— What is expected —
Find and copy every line in the records that includes the string "JSON".

— Provided records —
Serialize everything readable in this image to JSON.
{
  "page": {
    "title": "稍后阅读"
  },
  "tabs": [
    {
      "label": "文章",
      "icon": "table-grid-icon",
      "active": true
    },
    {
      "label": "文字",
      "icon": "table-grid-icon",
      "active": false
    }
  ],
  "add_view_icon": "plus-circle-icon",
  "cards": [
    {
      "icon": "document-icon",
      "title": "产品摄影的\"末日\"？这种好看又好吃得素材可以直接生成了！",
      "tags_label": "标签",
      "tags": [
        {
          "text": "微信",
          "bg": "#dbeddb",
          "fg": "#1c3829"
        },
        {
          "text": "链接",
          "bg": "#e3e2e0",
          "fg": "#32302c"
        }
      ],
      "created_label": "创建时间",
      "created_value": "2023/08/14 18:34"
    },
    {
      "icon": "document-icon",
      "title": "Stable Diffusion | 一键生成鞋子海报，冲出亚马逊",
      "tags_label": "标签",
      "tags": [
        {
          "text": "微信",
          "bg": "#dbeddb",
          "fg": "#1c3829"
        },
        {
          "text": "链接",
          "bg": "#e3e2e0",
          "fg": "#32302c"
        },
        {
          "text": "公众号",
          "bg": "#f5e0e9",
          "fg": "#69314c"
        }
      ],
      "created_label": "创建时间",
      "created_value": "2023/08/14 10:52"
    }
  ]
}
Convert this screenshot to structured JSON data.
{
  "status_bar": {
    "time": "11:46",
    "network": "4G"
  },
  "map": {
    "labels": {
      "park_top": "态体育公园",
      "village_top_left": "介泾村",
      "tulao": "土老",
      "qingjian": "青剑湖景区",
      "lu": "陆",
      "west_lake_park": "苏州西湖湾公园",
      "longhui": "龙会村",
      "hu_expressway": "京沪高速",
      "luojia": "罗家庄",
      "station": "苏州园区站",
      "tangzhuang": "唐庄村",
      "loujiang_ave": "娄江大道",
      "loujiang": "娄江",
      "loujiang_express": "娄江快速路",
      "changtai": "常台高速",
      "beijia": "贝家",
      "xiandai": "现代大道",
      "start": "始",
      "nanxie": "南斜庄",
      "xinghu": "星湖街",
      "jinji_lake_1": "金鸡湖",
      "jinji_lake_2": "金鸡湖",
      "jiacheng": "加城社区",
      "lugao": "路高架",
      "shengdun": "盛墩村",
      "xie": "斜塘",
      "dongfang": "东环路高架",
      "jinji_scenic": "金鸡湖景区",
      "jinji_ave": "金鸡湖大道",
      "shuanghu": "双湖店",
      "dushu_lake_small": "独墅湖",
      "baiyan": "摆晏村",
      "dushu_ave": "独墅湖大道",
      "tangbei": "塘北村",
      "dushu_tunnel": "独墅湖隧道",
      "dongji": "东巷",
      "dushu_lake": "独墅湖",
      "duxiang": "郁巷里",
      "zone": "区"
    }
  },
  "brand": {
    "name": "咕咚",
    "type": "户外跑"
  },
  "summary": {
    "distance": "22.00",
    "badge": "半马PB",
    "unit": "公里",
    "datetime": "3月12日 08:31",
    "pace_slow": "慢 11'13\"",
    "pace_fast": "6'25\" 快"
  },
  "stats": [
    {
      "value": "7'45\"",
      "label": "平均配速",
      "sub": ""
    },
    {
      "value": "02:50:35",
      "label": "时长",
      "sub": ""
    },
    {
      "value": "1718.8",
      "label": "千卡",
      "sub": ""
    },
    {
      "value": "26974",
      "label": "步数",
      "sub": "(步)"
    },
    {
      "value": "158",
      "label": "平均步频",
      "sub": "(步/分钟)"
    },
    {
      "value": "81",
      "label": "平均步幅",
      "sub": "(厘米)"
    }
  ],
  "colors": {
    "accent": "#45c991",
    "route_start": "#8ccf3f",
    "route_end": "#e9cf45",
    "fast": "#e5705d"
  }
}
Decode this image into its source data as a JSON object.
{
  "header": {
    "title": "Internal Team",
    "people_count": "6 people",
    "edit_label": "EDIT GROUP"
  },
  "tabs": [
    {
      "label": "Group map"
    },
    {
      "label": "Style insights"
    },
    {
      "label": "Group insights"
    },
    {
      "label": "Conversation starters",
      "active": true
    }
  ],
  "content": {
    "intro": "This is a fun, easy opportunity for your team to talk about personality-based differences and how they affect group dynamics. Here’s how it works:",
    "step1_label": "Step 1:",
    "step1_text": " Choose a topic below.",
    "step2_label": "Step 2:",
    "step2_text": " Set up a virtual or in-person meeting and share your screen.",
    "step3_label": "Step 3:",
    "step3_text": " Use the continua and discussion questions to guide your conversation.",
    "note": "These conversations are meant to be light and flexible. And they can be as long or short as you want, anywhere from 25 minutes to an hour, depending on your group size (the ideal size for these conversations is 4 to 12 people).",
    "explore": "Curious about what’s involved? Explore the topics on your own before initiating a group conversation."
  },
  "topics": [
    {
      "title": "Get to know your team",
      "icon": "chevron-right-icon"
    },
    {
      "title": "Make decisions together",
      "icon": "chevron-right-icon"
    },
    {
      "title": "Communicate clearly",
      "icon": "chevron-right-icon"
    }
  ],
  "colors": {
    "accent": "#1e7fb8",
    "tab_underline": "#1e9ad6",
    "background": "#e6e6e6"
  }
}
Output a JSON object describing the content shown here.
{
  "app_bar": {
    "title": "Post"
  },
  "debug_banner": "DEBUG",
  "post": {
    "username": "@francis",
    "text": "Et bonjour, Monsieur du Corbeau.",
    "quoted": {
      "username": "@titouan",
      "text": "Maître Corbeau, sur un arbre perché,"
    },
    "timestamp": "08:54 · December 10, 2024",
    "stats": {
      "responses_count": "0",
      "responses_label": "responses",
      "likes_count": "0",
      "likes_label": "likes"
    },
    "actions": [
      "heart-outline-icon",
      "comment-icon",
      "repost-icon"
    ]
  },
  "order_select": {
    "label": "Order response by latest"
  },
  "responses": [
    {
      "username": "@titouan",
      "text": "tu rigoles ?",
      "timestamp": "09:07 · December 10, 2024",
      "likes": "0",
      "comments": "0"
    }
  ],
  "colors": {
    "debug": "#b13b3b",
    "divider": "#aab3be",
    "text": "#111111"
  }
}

— Answer to the problem —
Serialize everything readable in this image to JSON.
Convert this screenshot to structured JSON data.
Decode this image into its source data as a JSON object.
Output a JSON object describing the content shown here.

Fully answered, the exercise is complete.